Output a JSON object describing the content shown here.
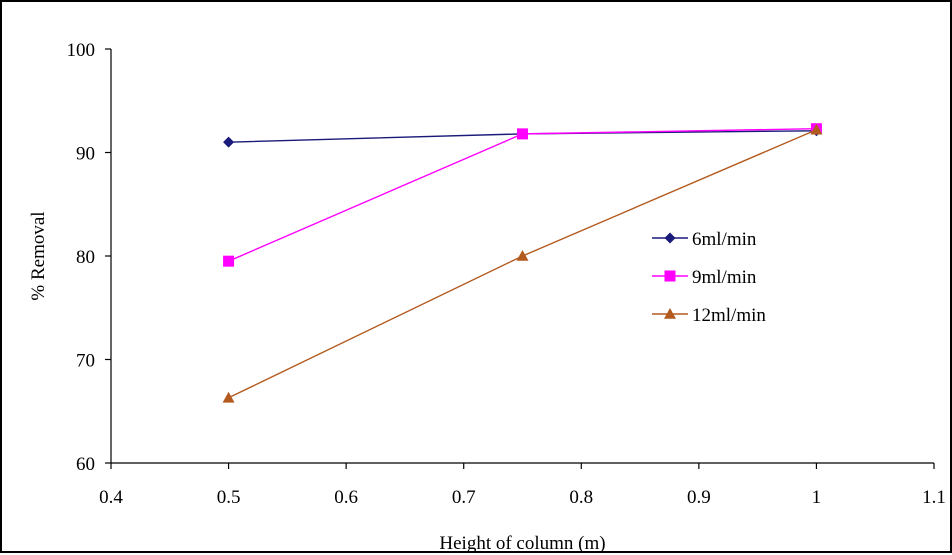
{
  "chart_data": {
    "type": "line",
    "title": "",
    "xlabel": "Height of column (m)",
    "ylabel": "% Removal",
    "xlim": [
      0.4,
      1.1
    ],
    "ylim": [
      60,
      100
    ],
    "x_ticks": [
      0.4,
      0.5,
      0.6,
      0.7,
      0.8,
      0.9,
      1.0,
      1.1
    ],
    "x_tick_labels": [
      "0.4",
      "0.5",
      "0.6",
      "0.7",
      "0.8",
      "0.9",
      "1",
      "1.1"
    ],
    "y_ticks": [
      60,
      70,
      80,
      90,
      100
    ],
    "y_tick_labels": [
      "60",
      "70",
      "80",
      "90",
      "100"
    ],
    "grid": false,
    "legend_position": "right",
    "series": [
      {
        "name": "6ml/min",
        "color": "#1a1a7a",
        "marker": "diamond",
        "x": [
          0.5,
          0.75,
          1.0
        ],
        "y": [
          91.0,
          91.8,
          92.1
        ]
      },
      {
        "name": "9ml/min",
        "color": "#ff00ff",
        "marker": "square",
        "x": [
          0.5,
          0.75,
          1.0
        ],
        "y": [
          79.5,
          91.8,
          92.3
        ]
      },
      {
        "name": "12ml/min",
        "color": "#b35a1f",
        "marker": "triangle",
        "x": [
          0.5,
          0.75,
          1.0
        ],
        "y": [
          66.3,
          80.0,
          92.2
        ]
      }
    ]
  }
}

* **Required task**: Return every line of the records exactly as given, pictures excluded.

* **Result for this task**:
Output a JSON object describing the content shown here.
{
  "chart_data": {
    "type": "line",
    "title": "",
    "xlabel": "Height of column (m)",
    "ylabel": "% Removal",
    "xlim": [
      0.4,
      1.1
    ],
    "ylim": [
      60,
      100
    ],
    "x_ticks": [
      0.4,
      0.5,
      0.6,
      0.7,
      0.8,
      0.9,
      1.0,
      1.1
    ],
    "x_tick_labels": [
      "0.4",
      "0.5",
      "0.6",
      "0.7",
      "0.8",
      "0.9",
      "1",
      "1.1"
    ],
    "y_ticks": [
      60,
      70,
      80,
      90,
      100
    ],
    "y_tick_labels": [
      "60",
      "70",
      "80",
      "90",
      "100"
    ],
    "grid": false,
    "legend_position": "right",
    "series": [
      {
        "name": "6ml/min",
        "color": "#1a1a7a",
        "marker": "diamond",
        "x": [
          0.5,
          0.75,
          1.0
        ],
        "y": [
          91.0,
          91.8,
          92.1
        ]
      },
      {
        "name": "9ml/min",
        "color": "#ff00ff",
        "marker": "square",
        "x": [
          0.5,
          0.75,
          1.0
        ],
        "y": [
          79.5,
          91.8,
          92.3
        ]
      },
      {
        "name": "12ml/min",
        "color": "#b35a1f",
        "marker": "triangle",
        "x": [
          0.5,
          0.75,
          1.0
        ],
        "y": [
          66.3,
          80.0,
          92.2
        ]
      }
    ]
  }
}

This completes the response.